▶ [Exercise prompt]
Find each line with the word "plain" and state how many there are, nothing more.

▶ [Records for this task]
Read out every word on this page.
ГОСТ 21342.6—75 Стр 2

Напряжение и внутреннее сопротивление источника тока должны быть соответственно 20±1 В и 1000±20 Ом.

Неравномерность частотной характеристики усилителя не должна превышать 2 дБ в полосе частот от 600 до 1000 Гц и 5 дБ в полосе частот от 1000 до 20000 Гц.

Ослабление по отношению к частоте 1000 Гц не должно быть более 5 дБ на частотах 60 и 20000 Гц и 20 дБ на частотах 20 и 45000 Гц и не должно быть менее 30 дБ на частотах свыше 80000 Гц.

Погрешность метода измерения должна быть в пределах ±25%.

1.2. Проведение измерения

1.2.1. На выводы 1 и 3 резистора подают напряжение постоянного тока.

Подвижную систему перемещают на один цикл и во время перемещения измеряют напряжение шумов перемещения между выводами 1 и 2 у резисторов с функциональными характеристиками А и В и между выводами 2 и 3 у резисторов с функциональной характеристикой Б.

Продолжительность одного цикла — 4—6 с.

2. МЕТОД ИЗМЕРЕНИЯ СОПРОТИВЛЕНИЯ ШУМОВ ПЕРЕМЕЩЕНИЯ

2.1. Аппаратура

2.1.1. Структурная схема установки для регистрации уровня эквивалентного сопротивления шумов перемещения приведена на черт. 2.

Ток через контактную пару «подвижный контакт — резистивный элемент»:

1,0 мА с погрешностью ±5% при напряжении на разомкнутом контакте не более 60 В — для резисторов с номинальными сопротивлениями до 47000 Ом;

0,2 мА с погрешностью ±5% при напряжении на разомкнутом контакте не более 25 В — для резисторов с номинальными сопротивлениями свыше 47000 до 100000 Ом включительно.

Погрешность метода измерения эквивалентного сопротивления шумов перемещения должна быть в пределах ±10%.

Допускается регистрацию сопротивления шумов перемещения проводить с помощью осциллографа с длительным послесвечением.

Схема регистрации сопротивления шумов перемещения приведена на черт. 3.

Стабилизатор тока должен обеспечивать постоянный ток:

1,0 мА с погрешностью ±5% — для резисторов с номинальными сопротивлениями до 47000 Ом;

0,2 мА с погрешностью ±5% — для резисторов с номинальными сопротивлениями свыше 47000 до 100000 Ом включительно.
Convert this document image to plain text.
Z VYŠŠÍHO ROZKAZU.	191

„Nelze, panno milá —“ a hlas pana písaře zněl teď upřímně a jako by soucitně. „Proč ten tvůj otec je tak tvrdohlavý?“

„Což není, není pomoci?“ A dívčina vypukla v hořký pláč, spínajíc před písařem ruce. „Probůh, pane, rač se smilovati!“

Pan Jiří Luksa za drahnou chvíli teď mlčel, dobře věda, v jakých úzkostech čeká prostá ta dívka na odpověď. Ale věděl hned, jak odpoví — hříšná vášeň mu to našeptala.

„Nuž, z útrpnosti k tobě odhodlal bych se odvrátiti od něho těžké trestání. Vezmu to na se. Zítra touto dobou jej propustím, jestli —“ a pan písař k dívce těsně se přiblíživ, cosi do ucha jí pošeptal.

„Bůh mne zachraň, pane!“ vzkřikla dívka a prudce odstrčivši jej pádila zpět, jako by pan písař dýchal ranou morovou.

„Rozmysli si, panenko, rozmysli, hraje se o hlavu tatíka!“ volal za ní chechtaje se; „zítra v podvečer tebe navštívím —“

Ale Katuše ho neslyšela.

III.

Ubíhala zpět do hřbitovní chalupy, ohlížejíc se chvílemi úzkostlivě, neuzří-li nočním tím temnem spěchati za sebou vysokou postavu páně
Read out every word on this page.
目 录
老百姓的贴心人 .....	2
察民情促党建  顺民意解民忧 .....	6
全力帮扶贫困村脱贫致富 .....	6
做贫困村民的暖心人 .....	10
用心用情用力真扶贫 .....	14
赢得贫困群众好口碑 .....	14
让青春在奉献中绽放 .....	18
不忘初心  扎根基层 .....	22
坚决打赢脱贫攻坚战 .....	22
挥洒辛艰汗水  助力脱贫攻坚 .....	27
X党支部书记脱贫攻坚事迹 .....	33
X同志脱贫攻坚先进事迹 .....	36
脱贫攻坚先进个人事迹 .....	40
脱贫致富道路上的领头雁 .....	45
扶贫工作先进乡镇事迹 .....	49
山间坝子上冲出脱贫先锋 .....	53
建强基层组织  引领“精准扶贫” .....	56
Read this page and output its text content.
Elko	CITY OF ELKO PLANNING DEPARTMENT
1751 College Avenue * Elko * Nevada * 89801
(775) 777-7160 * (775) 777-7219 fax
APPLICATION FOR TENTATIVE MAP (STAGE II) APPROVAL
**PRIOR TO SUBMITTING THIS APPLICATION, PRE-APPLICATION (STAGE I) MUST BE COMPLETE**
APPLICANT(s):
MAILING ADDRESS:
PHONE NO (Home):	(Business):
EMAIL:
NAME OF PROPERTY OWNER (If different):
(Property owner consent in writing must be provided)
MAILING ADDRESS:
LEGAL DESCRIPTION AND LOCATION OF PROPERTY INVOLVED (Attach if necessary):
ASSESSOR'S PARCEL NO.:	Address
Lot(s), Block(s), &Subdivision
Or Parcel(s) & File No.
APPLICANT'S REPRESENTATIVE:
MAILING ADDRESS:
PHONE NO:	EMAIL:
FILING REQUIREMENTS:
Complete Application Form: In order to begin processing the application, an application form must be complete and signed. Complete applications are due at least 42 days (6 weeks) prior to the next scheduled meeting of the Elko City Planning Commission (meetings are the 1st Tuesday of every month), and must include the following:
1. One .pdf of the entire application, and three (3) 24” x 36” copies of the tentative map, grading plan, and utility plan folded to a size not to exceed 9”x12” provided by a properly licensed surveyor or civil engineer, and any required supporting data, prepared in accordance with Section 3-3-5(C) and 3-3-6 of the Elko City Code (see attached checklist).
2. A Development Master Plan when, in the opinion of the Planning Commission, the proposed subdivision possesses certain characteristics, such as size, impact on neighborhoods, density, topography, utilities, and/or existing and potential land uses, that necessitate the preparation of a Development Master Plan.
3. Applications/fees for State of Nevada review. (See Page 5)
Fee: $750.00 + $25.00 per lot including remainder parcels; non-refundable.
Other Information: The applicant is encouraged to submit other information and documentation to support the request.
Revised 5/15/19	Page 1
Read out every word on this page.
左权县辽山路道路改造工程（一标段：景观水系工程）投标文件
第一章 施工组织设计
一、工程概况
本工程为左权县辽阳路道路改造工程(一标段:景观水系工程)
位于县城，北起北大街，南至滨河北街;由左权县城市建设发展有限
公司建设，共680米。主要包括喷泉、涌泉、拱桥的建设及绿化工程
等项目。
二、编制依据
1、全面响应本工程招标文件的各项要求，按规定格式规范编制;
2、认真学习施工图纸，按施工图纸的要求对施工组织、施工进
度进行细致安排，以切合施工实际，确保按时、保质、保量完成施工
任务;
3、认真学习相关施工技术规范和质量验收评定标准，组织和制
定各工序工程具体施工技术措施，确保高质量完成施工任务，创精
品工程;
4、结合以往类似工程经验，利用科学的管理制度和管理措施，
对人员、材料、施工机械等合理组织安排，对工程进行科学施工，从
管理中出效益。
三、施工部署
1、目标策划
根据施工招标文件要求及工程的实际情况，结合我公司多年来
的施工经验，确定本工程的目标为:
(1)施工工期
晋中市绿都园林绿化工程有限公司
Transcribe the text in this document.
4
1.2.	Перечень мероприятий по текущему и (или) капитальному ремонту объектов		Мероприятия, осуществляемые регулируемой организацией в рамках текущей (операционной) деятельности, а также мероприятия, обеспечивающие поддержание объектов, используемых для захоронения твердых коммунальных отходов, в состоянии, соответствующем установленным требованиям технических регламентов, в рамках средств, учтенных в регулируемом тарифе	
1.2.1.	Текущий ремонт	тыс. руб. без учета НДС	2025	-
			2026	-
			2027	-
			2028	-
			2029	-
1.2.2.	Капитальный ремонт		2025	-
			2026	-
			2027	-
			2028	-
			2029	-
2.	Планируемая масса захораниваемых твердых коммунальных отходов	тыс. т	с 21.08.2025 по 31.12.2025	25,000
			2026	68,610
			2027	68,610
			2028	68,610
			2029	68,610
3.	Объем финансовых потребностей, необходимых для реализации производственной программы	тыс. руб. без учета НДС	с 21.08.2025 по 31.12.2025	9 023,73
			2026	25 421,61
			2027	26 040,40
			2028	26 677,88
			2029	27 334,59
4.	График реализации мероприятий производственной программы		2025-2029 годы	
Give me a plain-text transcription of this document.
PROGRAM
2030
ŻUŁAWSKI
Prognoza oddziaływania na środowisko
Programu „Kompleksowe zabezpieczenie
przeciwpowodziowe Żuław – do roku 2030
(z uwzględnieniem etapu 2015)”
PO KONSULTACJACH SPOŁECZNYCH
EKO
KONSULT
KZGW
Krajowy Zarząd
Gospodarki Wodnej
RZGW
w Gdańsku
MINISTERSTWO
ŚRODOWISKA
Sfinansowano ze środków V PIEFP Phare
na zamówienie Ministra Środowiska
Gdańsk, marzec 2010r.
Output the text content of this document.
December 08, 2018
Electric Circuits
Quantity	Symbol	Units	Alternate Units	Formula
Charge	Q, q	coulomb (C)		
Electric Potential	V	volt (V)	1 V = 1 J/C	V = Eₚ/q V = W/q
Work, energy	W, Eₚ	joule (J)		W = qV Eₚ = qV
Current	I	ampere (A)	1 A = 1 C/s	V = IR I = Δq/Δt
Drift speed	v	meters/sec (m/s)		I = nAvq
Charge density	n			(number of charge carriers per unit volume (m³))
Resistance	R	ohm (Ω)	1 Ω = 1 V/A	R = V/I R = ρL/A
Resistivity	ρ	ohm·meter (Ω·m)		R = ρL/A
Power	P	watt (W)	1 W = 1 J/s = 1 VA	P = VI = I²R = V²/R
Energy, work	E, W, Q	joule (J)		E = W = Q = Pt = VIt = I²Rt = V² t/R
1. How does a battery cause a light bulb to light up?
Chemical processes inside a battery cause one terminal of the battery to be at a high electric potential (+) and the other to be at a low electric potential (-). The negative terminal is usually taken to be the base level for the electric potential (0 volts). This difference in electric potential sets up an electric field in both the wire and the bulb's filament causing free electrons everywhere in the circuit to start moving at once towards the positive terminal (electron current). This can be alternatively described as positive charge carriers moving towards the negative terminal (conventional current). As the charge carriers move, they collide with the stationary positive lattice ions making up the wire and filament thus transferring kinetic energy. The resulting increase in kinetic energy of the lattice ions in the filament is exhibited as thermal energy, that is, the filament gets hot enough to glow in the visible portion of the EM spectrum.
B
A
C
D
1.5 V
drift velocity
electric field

▶ [Result below]
2